== Text extract
The synergy between aluminium matrix and HEA reinforcement has emerged as a particularly intriguing avenue, demonstrating substantial improvements in the mechanical properties of aluminium matrix composites (AMCs) [6, 7]. Previous studies have employed various fabrication techniques such as mechanical alloying [8], fusion stir processing [9], and spark plasma sintering (SPS) [10] to consolidate HEA-reinforced aluminium matrix composites, with enhanced strength and plasticity.

Owning to the fact that the utilization of HEAs as special reinforcements for aluminium matrices has gained significant attention [11,12,13], Chen et al. [8] successfully employed AlCoNiCrFe HEA to reinforce pure aluminium matrix through mechanical alloying, and the addition of HEA to the aluminium matrix resulted in increased tensile strength of the AMCs. Li et al. [9] used AlCoCrFeNi HEA to reinforce AA5083 aluminium plates, and the reinforced AMCs showcased substantial enhancements in mechanical properties compared to the base aluminium matrix. Additionally, Tan et al. [10] utilized spark plasma sintering (SPS) to consolidate Al0.6CoCrFeNi particles, and the developed Al-based amorphous composites displayed a high compressive yield strength.
====
== Provided material
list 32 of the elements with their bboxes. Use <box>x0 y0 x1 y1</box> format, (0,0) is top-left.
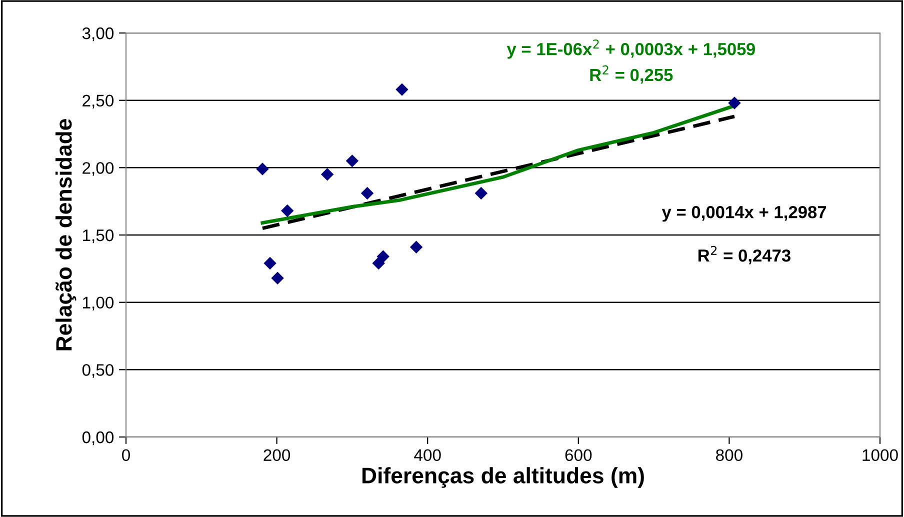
====
Task directions: In the passage on HEA-reinforced aluminum composites, which HEA did Li et al. use to reinforce AA5083 aluminum plates? Rely only on the passage on HEA-reinforced aluminum composites, not on the material.

Output of the exercise: AlCoCrFeNi HEA.